(Extracted data entries)
++++++++++
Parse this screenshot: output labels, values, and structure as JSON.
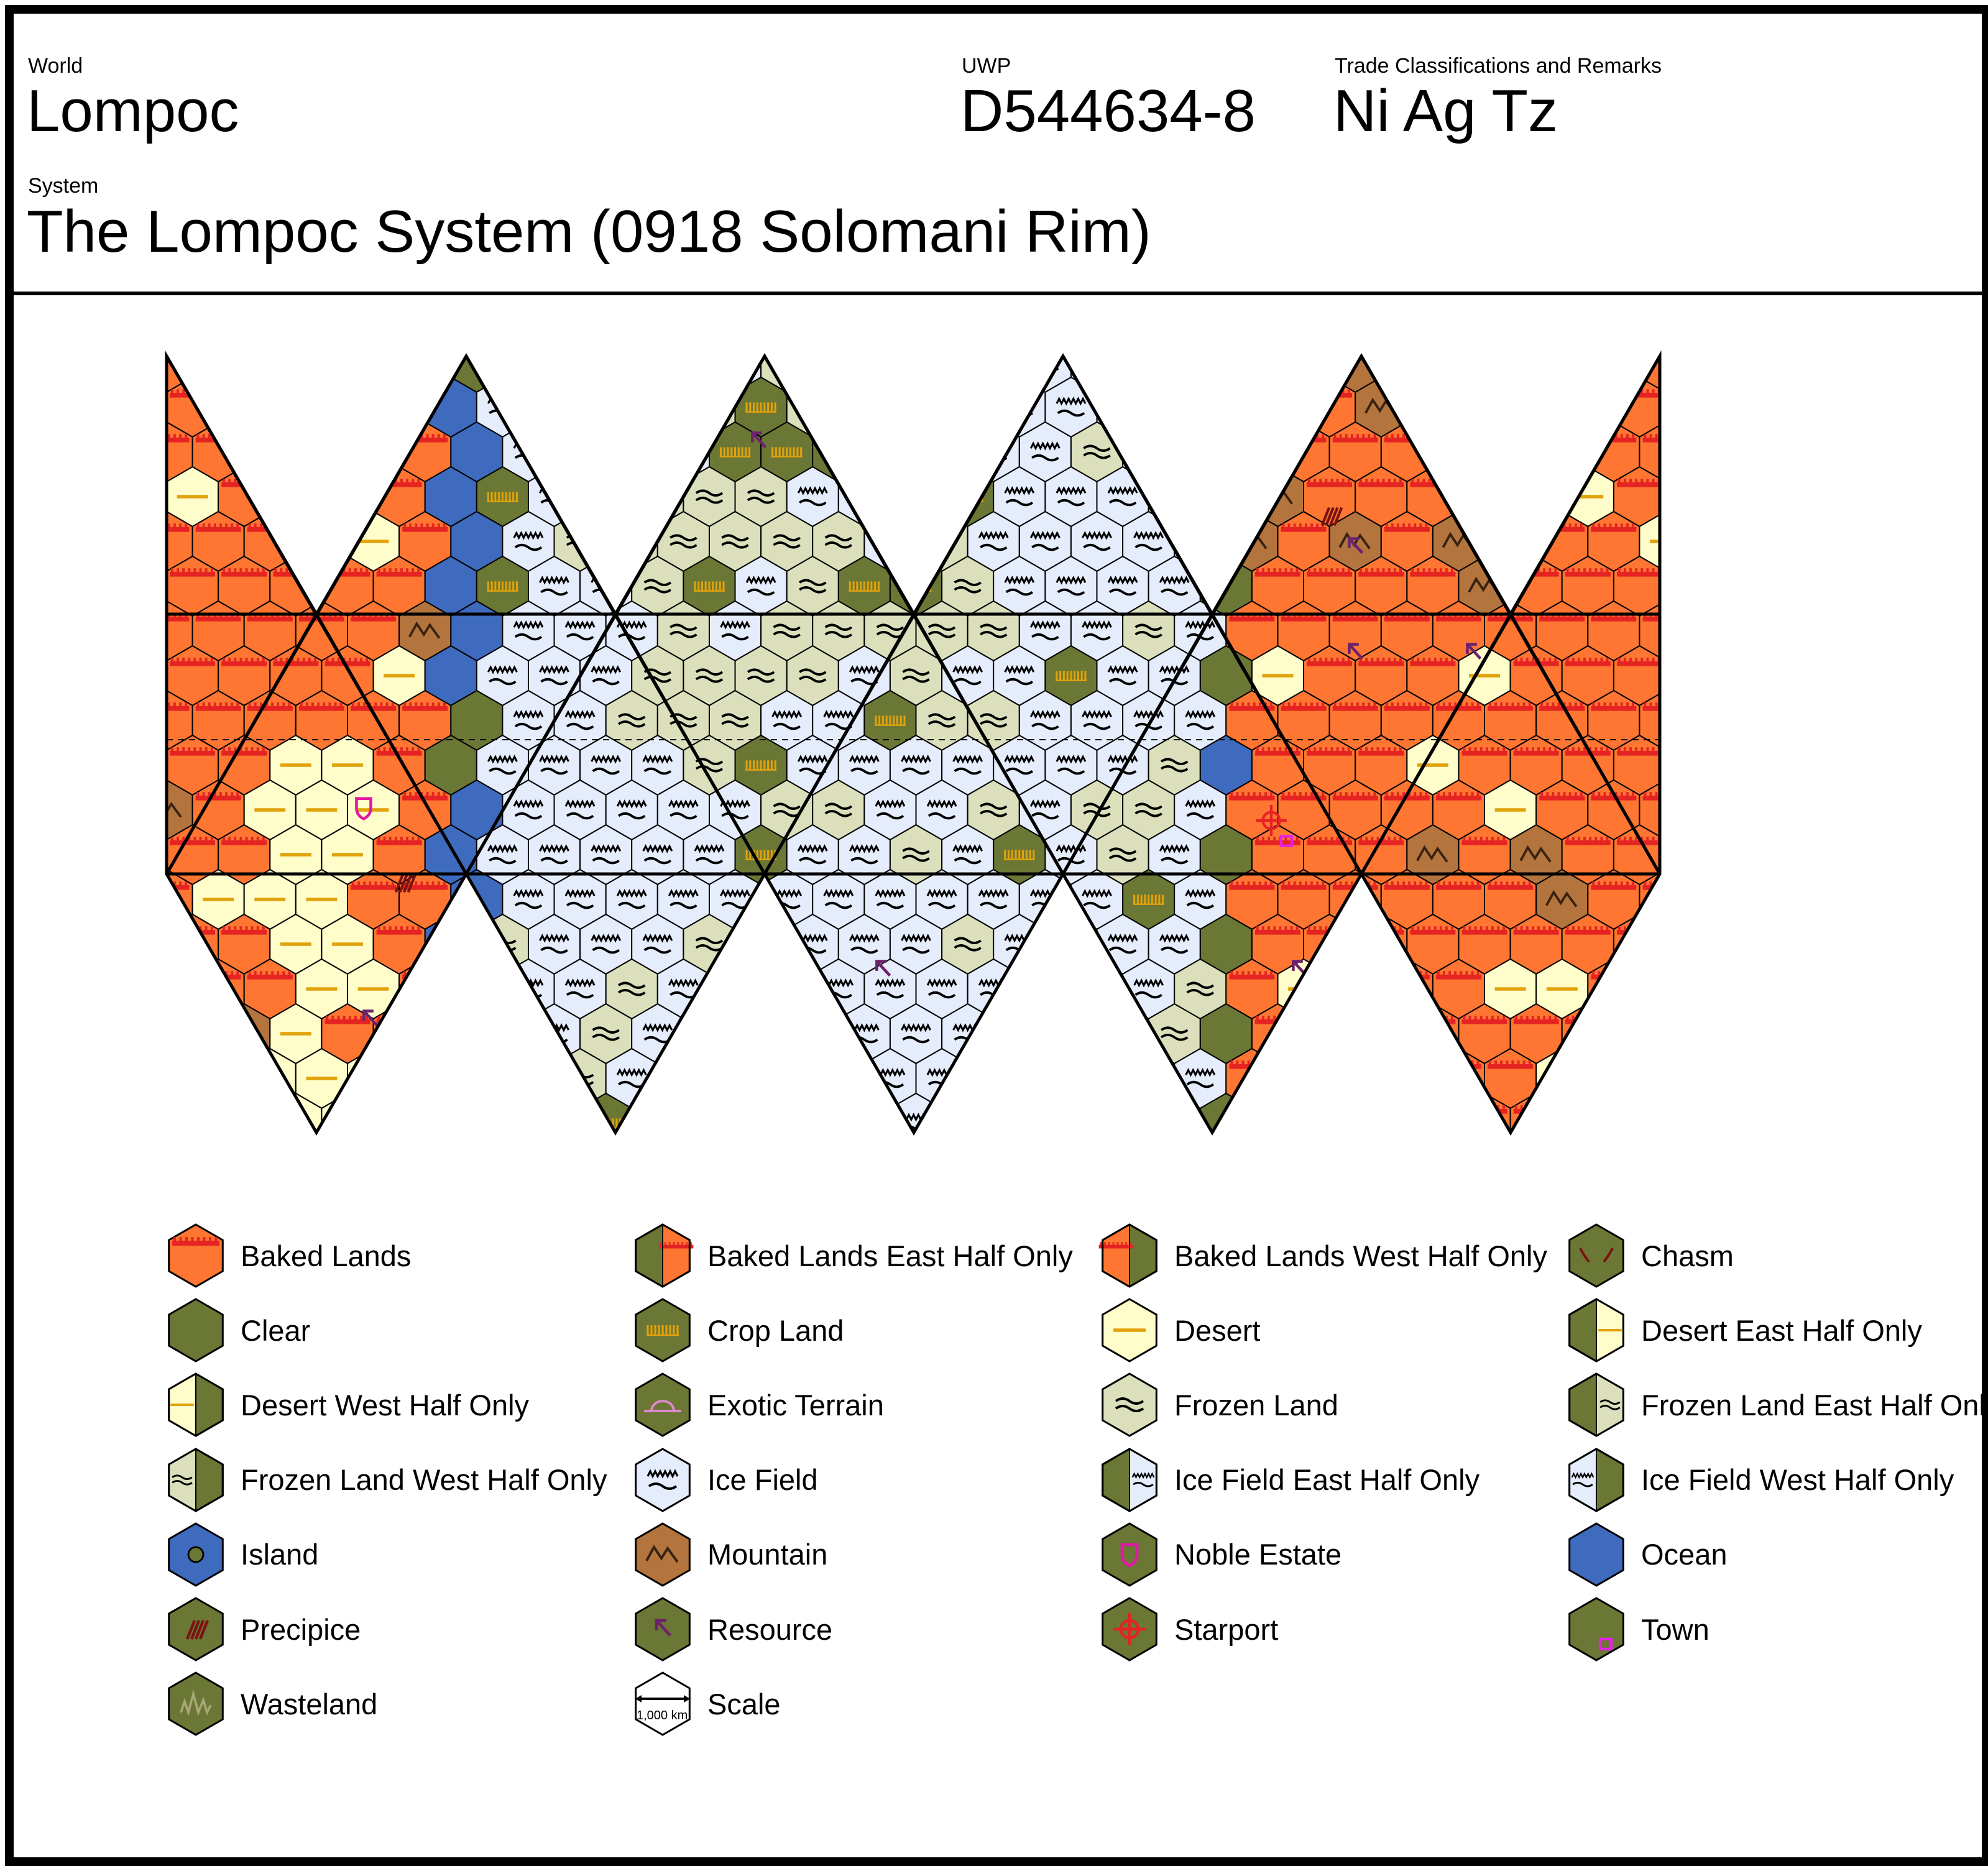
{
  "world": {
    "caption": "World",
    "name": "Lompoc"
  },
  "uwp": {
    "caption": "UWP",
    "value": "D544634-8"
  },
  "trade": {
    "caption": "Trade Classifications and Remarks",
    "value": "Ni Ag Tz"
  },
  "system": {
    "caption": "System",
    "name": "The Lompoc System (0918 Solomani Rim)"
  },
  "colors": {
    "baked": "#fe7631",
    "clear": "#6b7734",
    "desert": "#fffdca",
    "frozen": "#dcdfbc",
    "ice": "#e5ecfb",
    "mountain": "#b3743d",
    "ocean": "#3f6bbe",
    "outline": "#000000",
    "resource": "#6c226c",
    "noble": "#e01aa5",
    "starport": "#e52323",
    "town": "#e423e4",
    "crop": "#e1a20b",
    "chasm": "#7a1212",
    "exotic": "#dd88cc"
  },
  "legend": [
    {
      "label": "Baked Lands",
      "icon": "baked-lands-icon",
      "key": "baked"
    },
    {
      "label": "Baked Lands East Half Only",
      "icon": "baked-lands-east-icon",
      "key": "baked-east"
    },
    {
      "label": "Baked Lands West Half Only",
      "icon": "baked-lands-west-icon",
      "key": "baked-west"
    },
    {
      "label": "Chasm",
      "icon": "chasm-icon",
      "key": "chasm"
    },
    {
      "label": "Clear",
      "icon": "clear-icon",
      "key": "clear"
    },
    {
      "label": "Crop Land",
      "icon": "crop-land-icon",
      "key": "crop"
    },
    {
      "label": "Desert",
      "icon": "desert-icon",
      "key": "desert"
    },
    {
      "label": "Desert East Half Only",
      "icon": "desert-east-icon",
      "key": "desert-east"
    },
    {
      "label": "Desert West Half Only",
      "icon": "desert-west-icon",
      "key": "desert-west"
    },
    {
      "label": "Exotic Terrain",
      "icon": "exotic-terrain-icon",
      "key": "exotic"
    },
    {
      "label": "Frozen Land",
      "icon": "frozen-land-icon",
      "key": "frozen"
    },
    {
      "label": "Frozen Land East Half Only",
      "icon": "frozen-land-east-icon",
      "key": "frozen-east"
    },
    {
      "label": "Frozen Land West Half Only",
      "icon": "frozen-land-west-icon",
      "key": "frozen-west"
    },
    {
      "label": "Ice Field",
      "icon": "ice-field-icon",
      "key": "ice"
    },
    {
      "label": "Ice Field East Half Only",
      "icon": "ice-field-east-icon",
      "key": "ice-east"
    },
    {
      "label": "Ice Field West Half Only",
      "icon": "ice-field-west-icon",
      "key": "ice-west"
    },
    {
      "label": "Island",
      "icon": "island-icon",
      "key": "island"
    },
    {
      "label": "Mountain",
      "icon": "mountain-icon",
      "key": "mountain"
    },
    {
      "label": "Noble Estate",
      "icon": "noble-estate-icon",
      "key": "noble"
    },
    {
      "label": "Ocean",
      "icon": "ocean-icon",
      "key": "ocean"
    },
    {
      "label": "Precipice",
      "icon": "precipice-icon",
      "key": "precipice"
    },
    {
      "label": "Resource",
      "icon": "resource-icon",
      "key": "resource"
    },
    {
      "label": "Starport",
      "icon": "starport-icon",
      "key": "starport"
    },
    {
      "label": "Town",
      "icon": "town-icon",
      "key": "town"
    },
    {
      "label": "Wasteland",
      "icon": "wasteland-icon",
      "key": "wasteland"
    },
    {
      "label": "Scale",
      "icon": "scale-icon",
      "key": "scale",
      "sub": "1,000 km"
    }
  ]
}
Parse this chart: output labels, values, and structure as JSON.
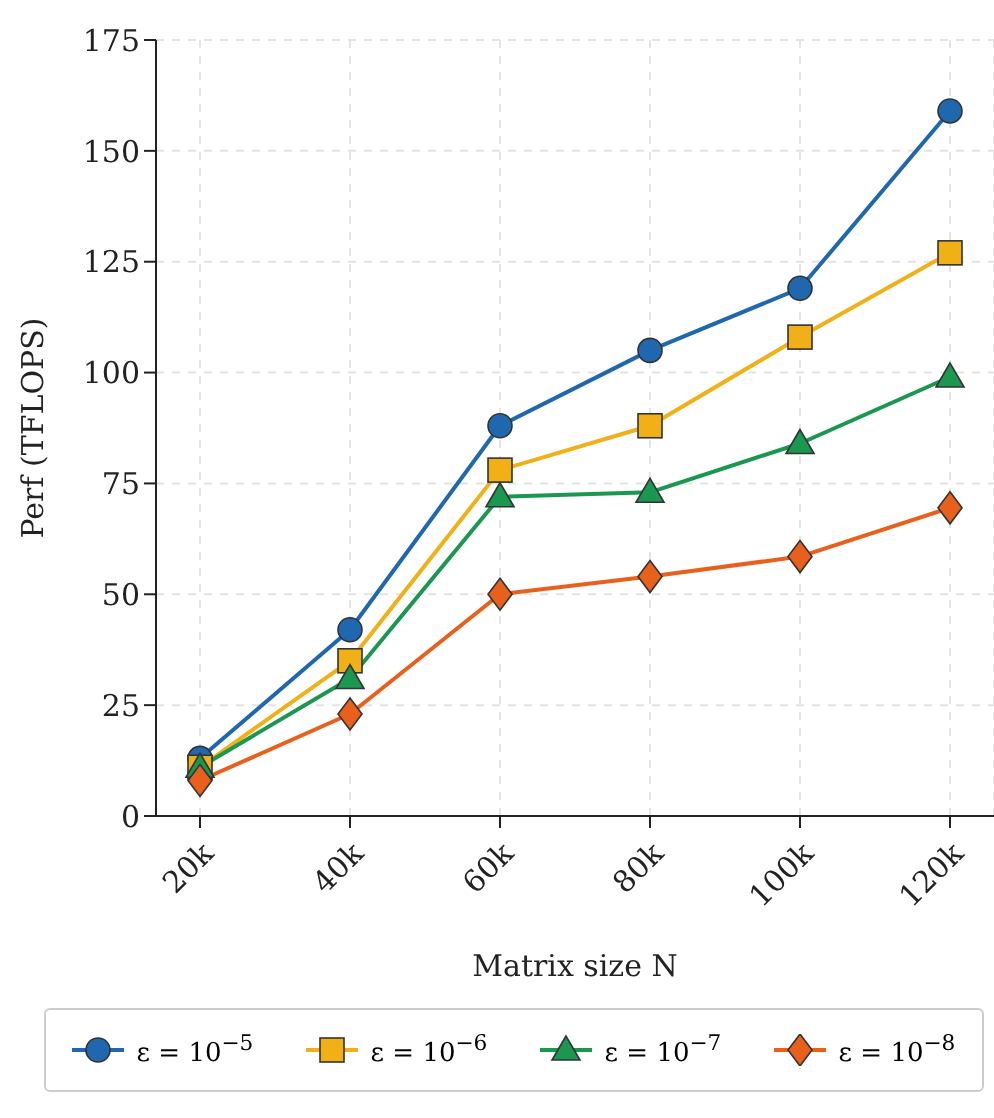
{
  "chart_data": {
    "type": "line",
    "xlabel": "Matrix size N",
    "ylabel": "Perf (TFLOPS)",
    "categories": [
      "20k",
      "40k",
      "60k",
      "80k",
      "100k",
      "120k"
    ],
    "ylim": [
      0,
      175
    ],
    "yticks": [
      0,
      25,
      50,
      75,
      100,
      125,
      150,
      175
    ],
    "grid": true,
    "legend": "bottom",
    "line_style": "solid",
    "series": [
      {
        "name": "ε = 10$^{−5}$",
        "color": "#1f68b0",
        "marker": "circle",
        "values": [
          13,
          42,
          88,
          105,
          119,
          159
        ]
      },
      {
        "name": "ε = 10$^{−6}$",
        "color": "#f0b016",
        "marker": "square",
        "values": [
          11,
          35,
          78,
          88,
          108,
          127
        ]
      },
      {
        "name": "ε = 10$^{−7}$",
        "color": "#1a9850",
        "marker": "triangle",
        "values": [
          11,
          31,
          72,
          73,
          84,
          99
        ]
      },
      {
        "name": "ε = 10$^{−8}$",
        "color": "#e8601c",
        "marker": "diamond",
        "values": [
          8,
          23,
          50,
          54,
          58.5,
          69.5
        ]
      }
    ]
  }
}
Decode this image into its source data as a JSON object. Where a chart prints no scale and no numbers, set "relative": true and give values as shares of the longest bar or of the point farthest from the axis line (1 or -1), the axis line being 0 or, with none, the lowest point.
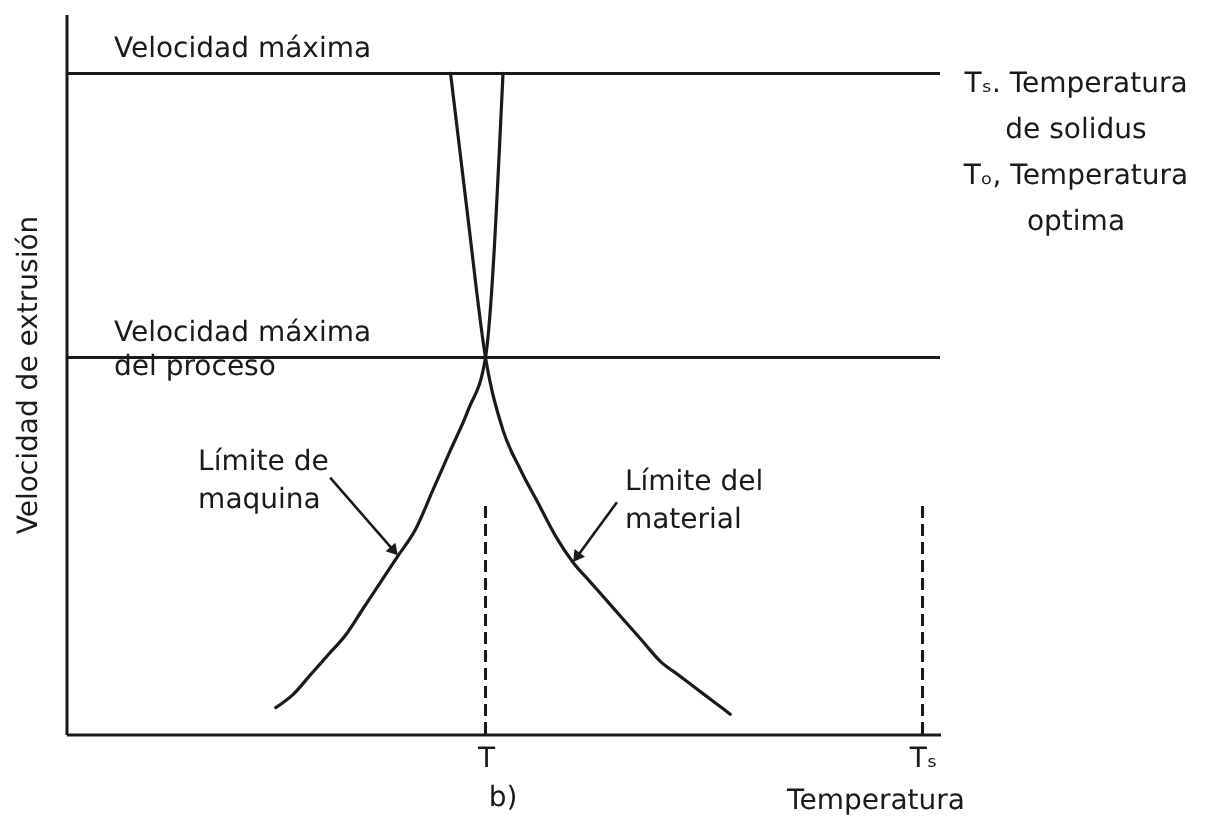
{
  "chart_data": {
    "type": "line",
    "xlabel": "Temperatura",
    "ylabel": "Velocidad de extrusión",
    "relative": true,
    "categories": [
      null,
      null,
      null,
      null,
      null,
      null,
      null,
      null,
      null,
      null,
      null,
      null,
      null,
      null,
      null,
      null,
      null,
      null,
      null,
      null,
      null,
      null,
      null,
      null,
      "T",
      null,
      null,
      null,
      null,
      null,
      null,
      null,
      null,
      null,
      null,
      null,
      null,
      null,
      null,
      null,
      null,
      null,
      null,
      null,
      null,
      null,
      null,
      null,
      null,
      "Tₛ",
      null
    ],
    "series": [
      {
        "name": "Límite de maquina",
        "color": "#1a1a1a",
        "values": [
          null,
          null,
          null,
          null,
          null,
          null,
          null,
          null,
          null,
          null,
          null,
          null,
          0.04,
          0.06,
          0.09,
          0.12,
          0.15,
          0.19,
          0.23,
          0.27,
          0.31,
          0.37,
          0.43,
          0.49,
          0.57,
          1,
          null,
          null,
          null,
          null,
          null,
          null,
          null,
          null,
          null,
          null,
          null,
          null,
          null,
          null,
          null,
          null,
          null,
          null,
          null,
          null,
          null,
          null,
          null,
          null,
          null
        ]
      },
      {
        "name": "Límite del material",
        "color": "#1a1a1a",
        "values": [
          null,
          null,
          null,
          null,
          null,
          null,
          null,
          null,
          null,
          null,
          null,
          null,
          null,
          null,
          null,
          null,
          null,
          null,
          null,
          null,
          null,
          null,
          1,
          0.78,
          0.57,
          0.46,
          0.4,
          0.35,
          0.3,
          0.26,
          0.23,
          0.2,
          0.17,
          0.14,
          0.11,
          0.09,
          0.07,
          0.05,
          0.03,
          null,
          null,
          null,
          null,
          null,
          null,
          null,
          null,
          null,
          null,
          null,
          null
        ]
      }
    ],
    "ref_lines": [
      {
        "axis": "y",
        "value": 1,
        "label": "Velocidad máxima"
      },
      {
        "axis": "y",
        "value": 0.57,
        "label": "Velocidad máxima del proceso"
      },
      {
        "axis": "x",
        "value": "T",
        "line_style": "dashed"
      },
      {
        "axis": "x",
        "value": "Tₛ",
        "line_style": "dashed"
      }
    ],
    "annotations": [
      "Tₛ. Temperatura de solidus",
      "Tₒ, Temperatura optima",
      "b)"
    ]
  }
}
++++++++++
◆ Task description
Locate the word "Parse" in the records above, and return each line that has it.

◆ Response to the task
Parse this screenshot: output labels, values, and structure as JSON.
Parse this chart: output labels, values, and structure as JSON.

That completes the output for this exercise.